Report each line in the data below that contains the string "band", copying every such line in full.
────────────────────────────────────────
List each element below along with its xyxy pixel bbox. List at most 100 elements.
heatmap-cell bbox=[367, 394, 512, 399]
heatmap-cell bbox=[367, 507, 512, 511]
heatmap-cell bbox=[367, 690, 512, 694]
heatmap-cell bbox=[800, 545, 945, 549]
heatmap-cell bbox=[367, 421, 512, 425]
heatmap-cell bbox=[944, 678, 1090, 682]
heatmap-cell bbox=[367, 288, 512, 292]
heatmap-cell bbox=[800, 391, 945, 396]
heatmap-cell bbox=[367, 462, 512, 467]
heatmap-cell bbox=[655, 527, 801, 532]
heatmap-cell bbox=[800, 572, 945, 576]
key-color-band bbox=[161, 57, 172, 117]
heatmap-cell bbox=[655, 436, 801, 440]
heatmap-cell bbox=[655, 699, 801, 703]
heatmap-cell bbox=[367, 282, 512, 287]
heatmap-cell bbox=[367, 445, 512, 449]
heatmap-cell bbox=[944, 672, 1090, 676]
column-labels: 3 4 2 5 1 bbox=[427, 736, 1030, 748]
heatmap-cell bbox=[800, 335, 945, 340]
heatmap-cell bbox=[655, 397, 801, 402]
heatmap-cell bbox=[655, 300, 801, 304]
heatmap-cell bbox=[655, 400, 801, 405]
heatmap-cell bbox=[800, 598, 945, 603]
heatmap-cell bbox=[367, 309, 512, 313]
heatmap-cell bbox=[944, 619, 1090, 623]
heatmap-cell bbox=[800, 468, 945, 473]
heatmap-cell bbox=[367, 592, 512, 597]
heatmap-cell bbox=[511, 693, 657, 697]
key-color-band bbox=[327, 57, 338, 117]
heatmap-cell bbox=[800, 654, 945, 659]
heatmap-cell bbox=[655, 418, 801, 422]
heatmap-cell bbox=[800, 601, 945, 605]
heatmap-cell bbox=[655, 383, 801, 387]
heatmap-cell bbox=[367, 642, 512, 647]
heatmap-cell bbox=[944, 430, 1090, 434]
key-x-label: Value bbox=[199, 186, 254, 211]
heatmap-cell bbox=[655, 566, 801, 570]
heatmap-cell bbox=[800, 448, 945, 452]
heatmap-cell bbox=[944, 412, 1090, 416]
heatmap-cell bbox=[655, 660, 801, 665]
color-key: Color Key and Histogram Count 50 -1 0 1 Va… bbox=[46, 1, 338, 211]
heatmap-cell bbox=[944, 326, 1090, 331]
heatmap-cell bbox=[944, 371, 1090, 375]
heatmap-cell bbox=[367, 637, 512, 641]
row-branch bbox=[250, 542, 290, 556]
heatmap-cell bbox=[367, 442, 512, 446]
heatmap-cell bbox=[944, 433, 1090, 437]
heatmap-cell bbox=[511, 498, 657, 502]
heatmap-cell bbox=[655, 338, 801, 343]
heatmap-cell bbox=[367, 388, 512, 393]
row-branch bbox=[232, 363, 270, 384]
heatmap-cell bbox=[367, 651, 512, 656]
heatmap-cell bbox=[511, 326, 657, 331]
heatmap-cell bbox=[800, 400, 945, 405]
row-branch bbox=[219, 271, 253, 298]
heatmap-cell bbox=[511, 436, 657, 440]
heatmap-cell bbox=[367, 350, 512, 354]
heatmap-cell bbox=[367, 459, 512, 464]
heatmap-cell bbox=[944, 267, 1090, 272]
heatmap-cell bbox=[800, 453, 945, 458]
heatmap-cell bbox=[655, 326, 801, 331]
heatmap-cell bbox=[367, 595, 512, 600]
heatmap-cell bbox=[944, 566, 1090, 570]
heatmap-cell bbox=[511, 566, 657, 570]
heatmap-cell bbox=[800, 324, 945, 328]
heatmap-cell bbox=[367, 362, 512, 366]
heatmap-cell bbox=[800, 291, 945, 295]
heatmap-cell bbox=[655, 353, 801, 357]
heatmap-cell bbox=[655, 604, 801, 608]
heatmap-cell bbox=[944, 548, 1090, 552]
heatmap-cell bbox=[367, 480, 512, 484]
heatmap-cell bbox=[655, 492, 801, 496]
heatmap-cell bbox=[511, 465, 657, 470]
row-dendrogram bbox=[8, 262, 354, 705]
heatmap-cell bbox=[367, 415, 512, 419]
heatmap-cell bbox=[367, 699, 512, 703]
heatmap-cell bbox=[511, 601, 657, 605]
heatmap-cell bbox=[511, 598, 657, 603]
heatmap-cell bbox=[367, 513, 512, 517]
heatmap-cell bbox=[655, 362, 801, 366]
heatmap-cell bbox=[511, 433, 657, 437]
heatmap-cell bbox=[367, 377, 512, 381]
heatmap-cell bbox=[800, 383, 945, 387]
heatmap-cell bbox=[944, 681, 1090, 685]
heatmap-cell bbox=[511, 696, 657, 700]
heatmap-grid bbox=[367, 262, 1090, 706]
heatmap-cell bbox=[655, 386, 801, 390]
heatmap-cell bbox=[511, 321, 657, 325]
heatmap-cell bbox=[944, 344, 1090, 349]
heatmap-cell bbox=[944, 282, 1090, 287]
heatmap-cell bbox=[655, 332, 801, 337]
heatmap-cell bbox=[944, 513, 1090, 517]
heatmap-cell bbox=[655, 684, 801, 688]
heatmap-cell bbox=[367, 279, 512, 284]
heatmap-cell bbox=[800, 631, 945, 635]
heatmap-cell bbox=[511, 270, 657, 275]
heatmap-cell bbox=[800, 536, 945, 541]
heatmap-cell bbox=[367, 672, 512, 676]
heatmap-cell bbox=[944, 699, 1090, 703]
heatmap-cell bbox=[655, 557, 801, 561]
────────────────────────────────────────
### Exercise output
key-color-band bbox=[161, 57, 172, 117]
key-color-band bbox=[327, 57, 338, 117]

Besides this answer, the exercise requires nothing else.